━━━ Предложенный отрывок ━━━

Следует подчеркнуть, что результат этого восприятия действительности — ужас — тоже может быть отнесен на счет зрения, в чисто физиологическом смысле этого термина: поле зрения сужается, угол зрения становится до крайности острым, и мир воспринимается (и, следовательно, изображается) лишь фрагментарно. Это позволяет перечитать миниатюру Хармса другими «очками» и трактовать ее шире: как выражение проблематики связи человека с миром и вопроса о существовании, реальном или предполагаемом, того, что он видит в нем. Семен Семенович видит разные вещи в зависимости от того, надевает или нет очки, или, скорее: некоторые вещи существуют для него лишь тогда, когда он носит очки. Следовательно, очки становятся метафорой того инструмента измерения мира, который Хармс искал уже в 1929 году[361]. Но в 1934 году такой инструмент может измерить в мире только грубость его. Если в начале своей литературной деятельности Хармс видел широко, то его видение постепенно сужалось к отдельным деталям мира, которые, отрываясь от остального мира, становились устрашающими. Отсюда гротескное изображение мира клочками.

Итак, в «Оптическом обмане» поставлен вопрос о художественном изображении. Можно отметить, что, вне зависимости от используемого метода, оно всегда будет в какой-то степени оптическим обманом — мысль, которую, кстати, Гельмгольц принимает полностью в своем эссе «Оптика и живопись»:

Первая цель художника — предложить нашим глазам с помощью раскрашенной картины поразительный образ предметов, которые он пытается изобразить. Речь идет, таким образом, о производстве своего рода оптического обмана <курсив наш. — Ж.-Ф. Ж.; полужирный — прим. верст.>, не такого, чтобы мы думали <…>, что находимся среди реальных предметов, но достаточно убедительного, однако, чтобы художественное изображение вызвало в нас такую же сильную и энергичную мысль об этих предметах, как если бы мы их действительно имели перед глазами[362].

Это так же относится к реализму, оперирующему «центральным зрением», как и к абстракционизму, даже когда он действует в границах «периферического зрения». Это поймет Хармс, когда, после веры в заумника с широким взглядом, он вынужден будет перейти к узкому взгляду, который сделает быт таким для него невыносимым. Так же как квадрат Малевича не станет никогда выражением бесконечности мира, круг Хармса никогда не станет в действительности выражением бесконечной прямой, как он утверждал вначале, и «я» никогда не станет большим Всем, но останется лишь маленькой частью его, более или менее приспособленной к нему. Вот что выражает крик, повторяемый несколько раз в конце упомянутого текста «Мыр»: «Я мир. А мир не я»[363].

━━━

### Условие задания
Измените отрывок о Хармсе: перепишите его часть, начиная со слов "Первая цель художника" и заканчивая словами "имели перед глазами[362].", поставив "цветного полотна" вместо "раскрашенной картины". Записи представляют собой отдельный материал, не входящий в отрывок о Хармсе.

━━━ Извлеченные данные ━━━

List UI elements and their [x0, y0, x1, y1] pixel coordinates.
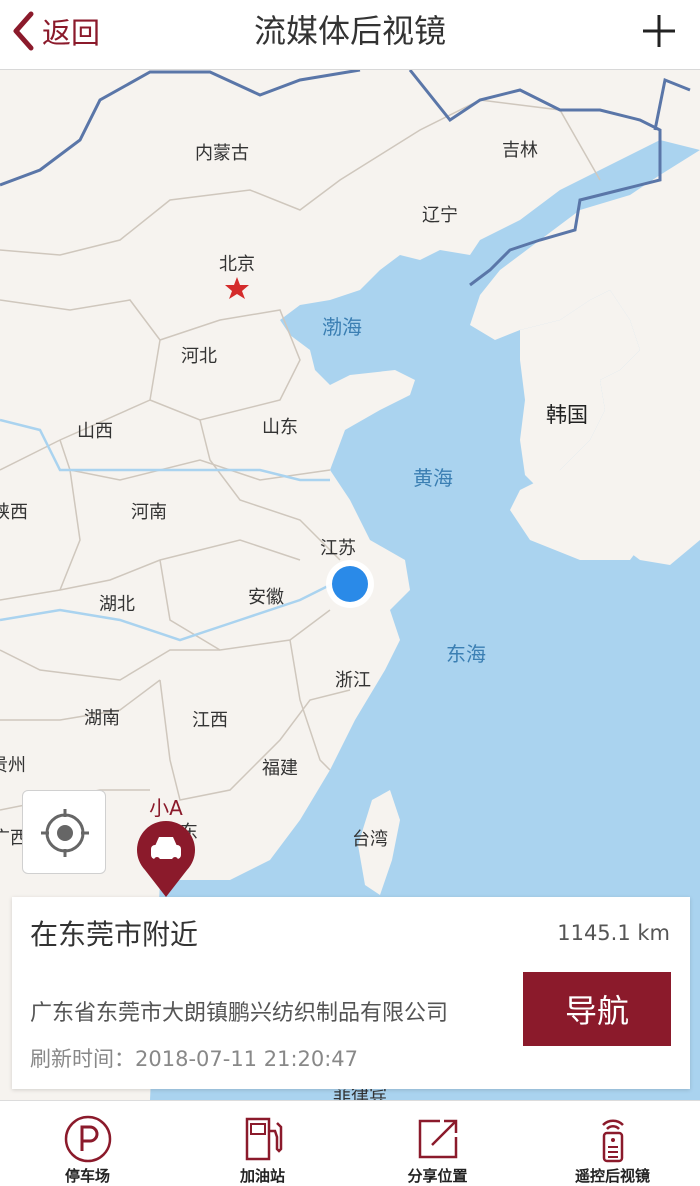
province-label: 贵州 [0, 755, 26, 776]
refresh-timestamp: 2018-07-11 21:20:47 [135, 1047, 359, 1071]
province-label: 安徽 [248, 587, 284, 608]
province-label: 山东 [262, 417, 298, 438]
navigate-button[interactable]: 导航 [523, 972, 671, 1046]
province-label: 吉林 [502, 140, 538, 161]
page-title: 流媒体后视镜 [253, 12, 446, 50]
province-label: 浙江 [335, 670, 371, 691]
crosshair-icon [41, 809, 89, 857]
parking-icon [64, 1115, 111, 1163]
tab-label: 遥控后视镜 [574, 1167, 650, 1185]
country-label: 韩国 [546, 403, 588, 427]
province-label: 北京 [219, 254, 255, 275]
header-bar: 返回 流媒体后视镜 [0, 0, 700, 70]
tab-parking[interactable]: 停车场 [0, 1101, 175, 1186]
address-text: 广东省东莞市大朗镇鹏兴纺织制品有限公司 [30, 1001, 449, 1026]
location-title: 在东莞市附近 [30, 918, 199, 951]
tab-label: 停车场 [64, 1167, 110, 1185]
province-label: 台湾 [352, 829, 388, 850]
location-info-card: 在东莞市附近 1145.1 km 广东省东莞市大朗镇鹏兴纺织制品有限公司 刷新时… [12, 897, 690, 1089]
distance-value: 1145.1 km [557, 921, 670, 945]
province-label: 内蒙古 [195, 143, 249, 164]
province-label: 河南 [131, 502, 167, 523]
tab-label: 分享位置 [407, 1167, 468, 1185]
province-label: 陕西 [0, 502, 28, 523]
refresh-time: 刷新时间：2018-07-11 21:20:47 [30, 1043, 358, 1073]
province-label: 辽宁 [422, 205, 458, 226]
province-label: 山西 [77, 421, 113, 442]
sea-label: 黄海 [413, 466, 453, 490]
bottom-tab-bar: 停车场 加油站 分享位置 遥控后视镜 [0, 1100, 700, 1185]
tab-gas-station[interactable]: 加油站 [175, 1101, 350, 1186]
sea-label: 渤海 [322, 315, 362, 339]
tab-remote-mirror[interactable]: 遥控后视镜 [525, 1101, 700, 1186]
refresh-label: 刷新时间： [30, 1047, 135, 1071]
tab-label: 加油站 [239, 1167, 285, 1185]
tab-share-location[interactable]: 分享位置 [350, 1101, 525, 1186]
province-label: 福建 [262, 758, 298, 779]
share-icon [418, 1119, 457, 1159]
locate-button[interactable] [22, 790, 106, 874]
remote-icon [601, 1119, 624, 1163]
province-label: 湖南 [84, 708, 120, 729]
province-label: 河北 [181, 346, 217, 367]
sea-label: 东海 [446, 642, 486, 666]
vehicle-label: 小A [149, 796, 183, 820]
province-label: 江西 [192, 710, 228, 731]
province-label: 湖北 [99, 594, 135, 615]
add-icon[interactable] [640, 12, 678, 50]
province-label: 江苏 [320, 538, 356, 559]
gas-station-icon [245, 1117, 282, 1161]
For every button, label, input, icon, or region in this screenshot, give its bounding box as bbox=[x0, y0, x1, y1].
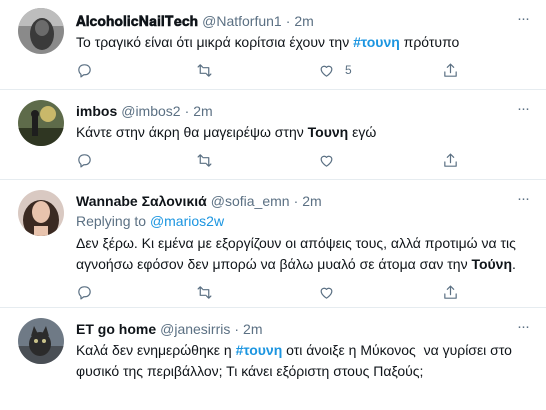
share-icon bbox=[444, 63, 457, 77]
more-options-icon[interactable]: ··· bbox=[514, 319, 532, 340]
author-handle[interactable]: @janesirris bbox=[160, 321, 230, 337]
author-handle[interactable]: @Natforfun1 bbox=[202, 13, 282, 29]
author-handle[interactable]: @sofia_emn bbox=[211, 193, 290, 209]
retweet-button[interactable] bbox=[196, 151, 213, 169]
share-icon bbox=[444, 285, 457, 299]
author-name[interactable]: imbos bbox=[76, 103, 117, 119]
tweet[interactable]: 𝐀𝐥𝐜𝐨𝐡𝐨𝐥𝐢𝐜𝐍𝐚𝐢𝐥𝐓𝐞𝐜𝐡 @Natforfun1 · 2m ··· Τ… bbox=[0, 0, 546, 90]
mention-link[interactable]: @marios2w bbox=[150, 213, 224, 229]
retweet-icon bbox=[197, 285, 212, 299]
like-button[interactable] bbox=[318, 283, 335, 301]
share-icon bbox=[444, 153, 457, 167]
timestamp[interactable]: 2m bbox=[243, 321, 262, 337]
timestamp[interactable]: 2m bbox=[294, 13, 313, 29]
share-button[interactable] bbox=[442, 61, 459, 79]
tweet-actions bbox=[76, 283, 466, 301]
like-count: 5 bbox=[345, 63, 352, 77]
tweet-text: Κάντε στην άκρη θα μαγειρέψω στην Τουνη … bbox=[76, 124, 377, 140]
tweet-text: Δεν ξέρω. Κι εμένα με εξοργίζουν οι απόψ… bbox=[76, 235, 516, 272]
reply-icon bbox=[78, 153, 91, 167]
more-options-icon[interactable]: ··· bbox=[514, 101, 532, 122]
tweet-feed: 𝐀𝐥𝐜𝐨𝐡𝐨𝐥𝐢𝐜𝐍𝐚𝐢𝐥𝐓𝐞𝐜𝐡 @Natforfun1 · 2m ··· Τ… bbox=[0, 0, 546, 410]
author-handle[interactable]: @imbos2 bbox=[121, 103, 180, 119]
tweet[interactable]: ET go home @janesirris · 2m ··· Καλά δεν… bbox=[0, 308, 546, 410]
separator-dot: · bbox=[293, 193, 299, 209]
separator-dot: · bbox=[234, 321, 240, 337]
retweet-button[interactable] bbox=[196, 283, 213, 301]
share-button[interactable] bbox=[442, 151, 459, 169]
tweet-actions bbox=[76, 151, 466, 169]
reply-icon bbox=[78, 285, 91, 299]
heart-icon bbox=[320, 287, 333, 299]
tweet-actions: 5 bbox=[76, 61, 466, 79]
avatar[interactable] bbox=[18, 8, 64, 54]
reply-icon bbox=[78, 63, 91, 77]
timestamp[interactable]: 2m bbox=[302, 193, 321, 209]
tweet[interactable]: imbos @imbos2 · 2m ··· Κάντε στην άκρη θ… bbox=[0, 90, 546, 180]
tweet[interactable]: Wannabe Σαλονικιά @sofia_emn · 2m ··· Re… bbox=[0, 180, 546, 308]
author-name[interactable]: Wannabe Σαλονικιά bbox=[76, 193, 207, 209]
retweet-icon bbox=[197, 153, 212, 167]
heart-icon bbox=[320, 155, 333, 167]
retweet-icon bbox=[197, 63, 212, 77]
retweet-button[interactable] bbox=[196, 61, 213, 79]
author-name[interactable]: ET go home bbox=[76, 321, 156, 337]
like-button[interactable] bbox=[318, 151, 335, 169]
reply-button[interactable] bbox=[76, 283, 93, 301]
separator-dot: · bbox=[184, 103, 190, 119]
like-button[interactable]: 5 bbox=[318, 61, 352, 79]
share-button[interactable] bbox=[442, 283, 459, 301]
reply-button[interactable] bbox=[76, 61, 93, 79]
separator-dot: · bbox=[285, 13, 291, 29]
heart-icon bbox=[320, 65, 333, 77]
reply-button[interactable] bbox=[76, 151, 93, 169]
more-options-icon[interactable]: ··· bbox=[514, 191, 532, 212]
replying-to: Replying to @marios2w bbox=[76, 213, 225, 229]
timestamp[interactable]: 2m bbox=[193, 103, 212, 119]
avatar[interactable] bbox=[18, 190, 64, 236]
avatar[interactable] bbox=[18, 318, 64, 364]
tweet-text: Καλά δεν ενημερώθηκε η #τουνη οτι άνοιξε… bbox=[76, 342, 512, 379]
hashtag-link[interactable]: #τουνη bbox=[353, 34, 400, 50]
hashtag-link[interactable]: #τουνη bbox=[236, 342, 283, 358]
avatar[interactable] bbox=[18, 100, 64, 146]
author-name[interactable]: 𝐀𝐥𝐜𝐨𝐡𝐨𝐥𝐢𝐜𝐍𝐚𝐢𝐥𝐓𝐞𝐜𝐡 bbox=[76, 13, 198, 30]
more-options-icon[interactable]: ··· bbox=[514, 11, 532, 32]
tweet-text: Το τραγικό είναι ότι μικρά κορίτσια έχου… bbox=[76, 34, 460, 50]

━━━
━━━ Извлеченные данные ━━━

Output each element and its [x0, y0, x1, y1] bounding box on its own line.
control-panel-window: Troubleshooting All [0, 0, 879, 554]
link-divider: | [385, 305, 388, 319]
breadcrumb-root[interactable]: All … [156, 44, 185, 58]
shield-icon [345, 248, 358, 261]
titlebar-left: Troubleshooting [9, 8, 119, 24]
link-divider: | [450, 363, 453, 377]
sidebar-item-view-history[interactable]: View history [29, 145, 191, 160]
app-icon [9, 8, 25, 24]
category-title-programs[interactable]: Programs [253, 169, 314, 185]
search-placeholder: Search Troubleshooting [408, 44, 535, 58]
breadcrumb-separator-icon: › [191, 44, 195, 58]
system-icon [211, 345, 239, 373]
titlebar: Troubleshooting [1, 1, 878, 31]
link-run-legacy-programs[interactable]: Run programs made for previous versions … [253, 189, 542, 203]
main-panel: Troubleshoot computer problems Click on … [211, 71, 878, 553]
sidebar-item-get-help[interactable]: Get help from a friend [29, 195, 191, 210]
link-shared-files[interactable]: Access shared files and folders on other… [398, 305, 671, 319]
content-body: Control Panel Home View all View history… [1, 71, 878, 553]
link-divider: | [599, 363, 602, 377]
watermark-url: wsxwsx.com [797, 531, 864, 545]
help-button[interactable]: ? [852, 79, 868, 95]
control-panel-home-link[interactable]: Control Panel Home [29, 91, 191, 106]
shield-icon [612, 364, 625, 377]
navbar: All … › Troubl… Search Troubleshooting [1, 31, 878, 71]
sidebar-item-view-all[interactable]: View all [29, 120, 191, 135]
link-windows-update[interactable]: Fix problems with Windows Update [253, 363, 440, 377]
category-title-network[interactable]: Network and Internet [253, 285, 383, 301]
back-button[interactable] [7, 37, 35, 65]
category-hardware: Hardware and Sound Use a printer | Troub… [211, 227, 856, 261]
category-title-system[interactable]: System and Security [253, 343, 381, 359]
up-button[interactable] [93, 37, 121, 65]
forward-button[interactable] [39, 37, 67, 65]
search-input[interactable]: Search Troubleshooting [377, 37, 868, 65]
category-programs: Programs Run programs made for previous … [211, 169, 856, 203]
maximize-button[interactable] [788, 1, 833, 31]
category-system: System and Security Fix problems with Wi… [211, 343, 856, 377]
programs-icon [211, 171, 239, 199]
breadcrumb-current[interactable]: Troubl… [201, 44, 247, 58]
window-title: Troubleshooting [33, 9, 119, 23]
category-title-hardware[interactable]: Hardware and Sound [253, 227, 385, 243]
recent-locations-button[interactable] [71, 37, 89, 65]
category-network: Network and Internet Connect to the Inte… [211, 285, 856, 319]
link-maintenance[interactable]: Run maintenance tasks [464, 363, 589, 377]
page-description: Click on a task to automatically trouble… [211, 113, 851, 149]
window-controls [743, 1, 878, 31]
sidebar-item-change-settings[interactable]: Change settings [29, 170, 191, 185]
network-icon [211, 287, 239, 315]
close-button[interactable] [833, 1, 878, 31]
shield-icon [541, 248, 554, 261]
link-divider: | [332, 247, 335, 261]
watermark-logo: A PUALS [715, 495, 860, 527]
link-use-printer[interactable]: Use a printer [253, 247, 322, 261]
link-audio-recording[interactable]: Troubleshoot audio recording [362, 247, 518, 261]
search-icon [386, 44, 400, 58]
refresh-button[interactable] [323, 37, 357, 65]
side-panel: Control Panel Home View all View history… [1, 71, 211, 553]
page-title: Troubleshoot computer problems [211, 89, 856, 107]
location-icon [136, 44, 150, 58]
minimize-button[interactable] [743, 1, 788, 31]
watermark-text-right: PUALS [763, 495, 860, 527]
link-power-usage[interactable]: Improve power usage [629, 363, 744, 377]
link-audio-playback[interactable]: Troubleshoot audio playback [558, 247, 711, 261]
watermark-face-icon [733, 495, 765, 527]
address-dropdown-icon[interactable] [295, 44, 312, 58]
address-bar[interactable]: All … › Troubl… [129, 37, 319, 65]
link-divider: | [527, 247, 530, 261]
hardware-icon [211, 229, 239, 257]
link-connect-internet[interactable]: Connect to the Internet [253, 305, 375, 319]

━━━
━━━ Извлеченные данные ━━━

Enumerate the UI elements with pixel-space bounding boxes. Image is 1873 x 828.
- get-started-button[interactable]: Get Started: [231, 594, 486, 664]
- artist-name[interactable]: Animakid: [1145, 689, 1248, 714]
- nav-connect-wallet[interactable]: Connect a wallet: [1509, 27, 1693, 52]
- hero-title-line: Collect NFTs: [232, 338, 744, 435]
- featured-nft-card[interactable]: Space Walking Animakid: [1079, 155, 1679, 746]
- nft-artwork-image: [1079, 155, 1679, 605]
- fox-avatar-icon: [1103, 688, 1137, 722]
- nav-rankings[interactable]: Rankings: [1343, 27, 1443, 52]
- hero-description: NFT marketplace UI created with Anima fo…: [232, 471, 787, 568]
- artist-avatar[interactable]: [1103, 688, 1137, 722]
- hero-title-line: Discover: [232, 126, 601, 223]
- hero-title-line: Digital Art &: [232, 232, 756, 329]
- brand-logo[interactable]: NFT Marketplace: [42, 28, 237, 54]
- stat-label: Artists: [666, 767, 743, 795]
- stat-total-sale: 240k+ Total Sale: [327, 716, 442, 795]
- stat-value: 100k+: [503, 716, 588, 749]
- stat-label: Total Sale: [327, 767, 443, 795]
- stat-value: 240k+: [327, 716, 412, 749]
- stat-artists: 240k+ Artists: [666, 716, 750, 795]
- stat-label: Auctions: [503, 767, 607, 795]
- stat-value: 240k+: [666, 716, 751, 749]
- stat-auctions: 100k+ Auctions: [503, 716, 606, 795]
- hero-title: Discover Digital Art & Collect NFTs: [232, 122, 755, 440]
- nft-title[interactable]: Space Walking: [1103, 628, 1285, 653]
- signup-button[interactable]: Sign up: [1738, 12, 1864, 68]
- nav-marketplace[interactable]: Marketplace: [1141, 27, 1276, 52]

━━━

### Решение задачи
Первая цель художника — предложить нашим глазам с помощью цветного полотна поразительный образ предметов, которые он пытается изобразить. Речь идет, таким образом, о производстве своего рода оптического обмана <курсив наш. — Ж.-Ф. Ж.; полужирный — прим. верст.>, не такого, чтобы мы думали <…>, что находимся среди реальных предметов, но достаточно убедительного, однако, чтобы художественное изображение вызвало в нас такую же сильную и энергичную мысль об этих предметах, как если бы мы их действительно имели перед глазами[362].